Short task =
Print the full listing exactly.
--- Begin Data listing ---
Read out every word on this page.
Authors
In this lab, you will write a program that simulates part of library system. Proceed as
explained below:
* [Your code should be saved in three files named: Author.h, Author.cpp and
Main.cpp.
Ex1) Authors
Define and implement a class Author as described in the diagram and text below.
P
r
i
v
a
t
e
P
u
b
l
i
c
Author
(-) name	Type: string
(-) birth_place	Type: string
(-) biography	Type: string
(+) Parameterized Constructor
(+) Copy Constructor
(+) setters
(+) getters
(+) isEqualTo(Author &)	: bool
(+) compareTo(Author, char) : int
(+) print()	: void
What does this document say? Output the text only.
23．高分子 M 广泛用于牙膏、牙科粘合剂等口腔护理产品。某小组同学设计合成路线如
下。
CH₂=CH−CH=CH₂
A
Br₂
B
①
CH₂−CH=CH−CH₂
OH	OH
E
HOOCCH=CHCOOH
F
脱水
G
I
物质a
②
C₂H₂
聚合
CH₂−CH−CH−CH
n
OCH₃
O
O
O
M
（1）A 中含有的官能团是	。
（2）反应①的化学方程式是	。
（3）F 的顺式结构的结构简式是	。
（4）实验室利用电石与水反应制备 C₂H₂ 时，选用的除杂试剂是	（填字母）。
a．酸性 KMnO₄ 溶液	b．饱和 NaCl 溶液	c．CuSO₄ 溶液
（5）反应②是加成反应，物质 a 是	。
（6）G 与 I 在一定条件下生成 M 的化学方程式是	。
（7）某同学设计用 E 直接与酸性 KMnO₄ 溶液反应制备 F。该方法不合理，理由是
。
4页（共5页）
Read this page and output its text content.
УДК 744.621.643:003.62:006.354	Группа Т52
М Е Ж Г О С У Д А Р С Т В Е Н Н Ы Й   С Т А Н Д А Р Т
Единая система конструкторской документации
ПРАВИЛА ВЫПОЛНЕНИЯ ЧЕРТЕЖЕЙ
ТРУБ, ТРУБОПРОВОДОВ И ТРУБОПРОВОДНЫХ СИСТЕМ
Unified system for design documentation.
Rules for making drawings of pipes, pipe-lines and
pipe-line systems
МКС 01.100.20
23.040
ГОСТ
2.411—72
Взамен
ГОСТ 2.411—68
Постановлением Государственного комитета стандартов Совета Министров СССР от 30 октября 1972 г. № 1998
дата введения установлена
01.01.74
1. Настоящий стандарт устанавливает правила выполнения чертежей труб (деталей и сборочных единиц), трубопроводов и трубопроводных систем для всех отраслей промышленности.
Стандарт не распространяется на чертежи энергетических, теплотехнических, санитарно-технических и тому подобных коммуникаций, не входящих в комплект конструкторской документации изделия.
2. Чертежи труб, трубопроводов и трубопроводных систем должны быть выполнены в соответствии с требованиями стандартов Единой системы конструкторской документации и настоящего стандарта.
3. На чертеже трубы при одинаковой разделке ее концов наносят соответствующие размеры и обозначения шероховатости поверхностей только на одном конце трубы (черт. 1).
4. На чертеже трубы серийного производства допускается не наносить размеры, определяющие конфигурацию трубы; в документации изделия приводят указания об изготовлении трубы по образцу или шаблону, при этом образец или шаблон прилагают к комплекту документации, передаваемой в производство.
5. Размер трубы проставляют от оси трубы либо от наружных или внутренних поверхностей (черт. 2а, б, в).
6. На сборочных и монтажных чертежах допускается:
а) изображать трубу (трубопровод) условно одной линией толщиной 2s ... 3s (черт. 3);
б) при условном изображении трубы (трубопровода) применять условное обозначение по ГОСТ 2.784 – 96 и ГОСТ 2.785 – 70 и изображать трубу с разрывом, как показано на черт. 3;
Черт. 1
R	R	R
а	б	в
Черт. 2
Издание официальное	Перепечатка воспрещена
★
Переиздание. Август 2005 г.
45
--- End Data listing ---
Task output =
Read out every word on this page.
Authors
In this lab, you will write a program that simulates part of library system. Proceed as
explained below:
* [Your code should be saved in three files named: Author.h, Author.cpp and
Main.cpp.
Ex1) Authors
Define and implement a class Author as described in the diagram and text below.
P
r
i
v
a
t
e
P
u
b
l
i
c
Author
(-) name	Type: string
(-) birth_place	Type: string
(-) biography	Type: string
(+) Parameterized Constructor
(+) Copy Constructor
(+) setters
(+) getters
(+) isEqualTo(Author &)	: bool
(+) compareTo(Author, char) : int
(+) print()	: void
What does this document say? Output the text only.
23．高分子 M 广泛用于牙膏、牙科粘合剂等口腔护理产品。某小组同学设计合成路线如
下。
CH₂=CH−CH=CH₂
A
Br₂
B
①
CH₂−CH=CH−CH₂
OH	OH
E
HOOCCH=CHCOOH
F
脱水
G
I
物质a
②
C₂H₂
聚合
CH₂−CH−CH−CH
n
OCH₃
O
O
O
M
（1）A 中含有的官能团是	。
（2）反应①的化学方程式是	。
（3）F 的顺式结构的结构简式是	。
（4）实验室利用电石与水反应制备 C₂H₂ 时，选用的除杂试剂是	（填字母）。
a．酸性 KMnO₄ 溶液	b．饱和 NaCl 溶液	c．CuSO₄ 溶液
（5）反应②是加成反应，物质 a 是	。
（6）G 与 I 在一定条件下生成 M 的化学方程式是	。
（7）某同学设计用 E 直接与酸性 KMnO₄ 溶液反应制备 F。该方法不合理，理由是
。
4页（共5页）
Read this page and output its text content.
УДК 744.621.643:003.62:006.354	Группа Т52
М Е Ж Г О С У Д А Р С Т В Е Н Н Ы Й   С Т А Н Д А Р Т
Единая система конструкторской документации
ПРАВИЛА ВЫПОЛНЕНИЯ ЧЕРТЕЖЕЙ
ТРУБ, ТРУБОПРОВОДОВ И ТРУБОПРОВОДНЫХ СИСТЕМ
Unified system for design documentation.
Rules for making drawings of pipes, pipe-lines and
pipe-line systems
МКС 01.100.20
23.040
ГОСТ
2.411—72
Взамен
ГОСТ 2.411—68
Постановлением Государственного комитета стандартов Совета Министров СССР от 30 октября 1972 г. № 1998
дата введения установлена
01.01.74
1. Настоящий стандарт устанавливает правила выполнения чертежей труб (деталей и сборочных единиц), трубопроводов и трубопроводных систем для всех отраслей промышленности.
Стандарт не распространяется на чертежи энергетических, теплотехнических, санитарно-технических и тому подобных коммуникаций, не входящих в комплект конструкторской документации изделия.
2. Чертежи труб, трубопроводов и трубопроводных систем должны быть выполнены в соответствии с требованиями стандартов Единой системы конструкторской документации и настоящего стандарта.
3. На чертеже трубы при одинаковой разделке ее концов наносят соответствующие размеры и обозначения шероховатости поверхностей только на одном конце трубы (черт. 1).
4. На чертеже трубы серийного производства допускается не наносить размеры, определяющие конфигурацию трубы; в документации изделия приводят указания об изготовлении трубы по образцу или шаблону, при этом образец или шаблон прилагают к комплекту документации, передаваемой в производство.
5. Размер трубы проставляют от оси трубы либо от наружных или внутренних поверхностей (черт. 2а, б, в).
6. На сборочных и монтажных чертежах допускается:
а) изображать трубу (трубопровод) условно одной линией толщиной 2s ... 3s (черт. 3);
б) при условном изображении трубы (трубопровода) применять условное обозначение по ГОСТ 2.784 – 96 и ГОСТ 2.785 – 70 и изображать трубу с разрывом, как показано на черт. 3;
Черт. 1
R	R	R
а	б	в
Черт. 2
Издание официальное	Перепечатка воспрещена
★
Переиздание. Август 2005 г.
45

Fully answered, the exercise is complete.